→ What to do
Can you copy out every line of the listing below without changing anything?

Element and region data

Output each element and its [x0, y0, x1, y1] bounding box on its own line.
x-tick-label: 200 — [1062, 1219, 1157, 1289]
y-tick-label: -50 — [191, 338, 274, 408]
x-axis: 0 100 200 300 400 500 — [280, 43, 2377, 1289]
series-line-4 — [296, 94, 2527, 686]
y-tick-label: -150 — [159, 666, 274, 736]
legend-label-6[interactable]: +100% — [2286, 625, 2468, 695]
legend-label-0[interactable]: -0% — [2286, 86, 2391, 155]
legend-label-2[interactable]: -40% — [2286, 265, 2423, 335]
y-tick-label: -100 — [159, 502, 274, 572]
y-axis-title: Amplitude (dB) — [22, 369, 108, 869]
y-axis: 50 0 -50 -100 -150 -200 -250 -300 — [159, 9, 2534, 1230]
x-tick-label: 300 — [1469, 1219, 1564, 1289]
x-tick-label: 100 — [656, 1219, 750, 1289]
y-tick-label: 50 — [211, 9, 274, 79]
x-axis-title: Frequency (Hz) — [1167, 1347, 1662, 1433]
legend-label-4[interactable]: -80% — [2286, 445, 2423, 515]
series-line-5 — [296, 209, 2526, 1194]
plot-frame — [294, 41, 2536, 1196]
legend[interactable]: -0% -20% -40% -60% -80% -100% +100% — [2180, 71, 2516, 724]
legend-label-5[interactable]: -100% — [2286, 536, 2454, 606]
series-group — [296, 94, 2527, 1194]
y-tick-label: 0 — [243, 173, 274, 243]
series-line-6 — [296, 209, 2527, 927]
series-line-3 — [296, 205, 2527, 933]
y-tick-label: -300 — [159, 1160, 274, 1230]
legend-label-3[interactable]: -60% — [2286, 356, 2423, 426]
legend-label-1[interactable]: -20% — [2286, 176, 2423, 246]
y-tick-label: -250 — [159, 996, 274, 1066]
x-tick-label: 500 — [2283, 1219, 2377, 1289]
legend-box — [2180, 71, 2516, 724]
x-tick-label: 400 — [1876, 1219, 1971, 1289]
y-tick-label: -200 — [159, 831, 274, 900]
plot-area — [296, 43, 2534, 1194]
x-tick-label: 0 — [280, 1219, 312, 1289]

→ Response to this task
Output each element and its [x0, y0, x1, y1] bounding box on its own line.
x-tick-label: 200 — [1062, 1219, 1157, 1289]
y-tick-label: -50 — [191, 338, 274, 408]
x-axis: 0 100 200 300 400 500 — [280, 43, 2377, 1289]
series-line-4 — [296, 94, 2527, 686]
y-tick-label: -150 — [159, 666, 274, 736]
legend-label-6[interactable]: +100% — [2286, 625, 2468, 695]
legend-label-0[interactable]: -0% — [2286, 86, 2391, 155]
legend-label-2[interactable]: -40% — [2286, 265, 2423, 335]
y-tick-label: -100 — [159, 502, 274, 572]
y-axis-title: Amplitude (dB) — [22, 369, 108, 869]
y-axis: 50 0 -50 -100 -150 -200 -250 -300 — [159, 9, 2534, 1230]
x-tick-label: 300 — [1469, 1219, 1564, 1289]
x-tick-label: 100 — [656, 1219, 750, 1289]
y-tick-label: 50 — [211, 9, 274, 79]
x-axis-title: Frequency (Hz) — [1167, 1347, 1662, 1433]
legend-label-4[interactable]: -80% — [2286, 445, 2423, 515]
series-line-5 — [296, 209, 2526, 1194]
plot-frame — [294, 41, 2536, 1196]
legend[interactable]: -0% -20% -40% -60% -80% -100% +100% — [2180, 71, 2516, 724]
legend-label-5[interactable]: -100% — [2286, 536, 2454, 606]
series-group — [296, 94, 2527, 1194]
y-tick-label: 0 — [243, 173, 274, 243]
series-line-6 — [296, 209, 2527, 927]
series-line-3 — [296, 205, 2527, 933]
y-tick-label: -300 — [159, 1160, 274, 1230]
legend-label-3[interactable]: -60% — [2286, 356, 2423, 426]
legend-label-1[interactable]: -20% — [2286, 176, 2423, 246]
y-tick-label: -250 — [159, 996, 274, 1066]
x-tick-label: 500 — [2283, 1219, 2377, 1289]
legend-box — [2180, 71, 2516, 724]
x-tick-label: 400 — [1876, 1219, 1971, 1289]
y-tick-label: -200 — [159, 831, 274, 900]
plot-area — [296, 43, 2534, 1194]
x-tick-label: 0 — [280, 1219, 312, 1289]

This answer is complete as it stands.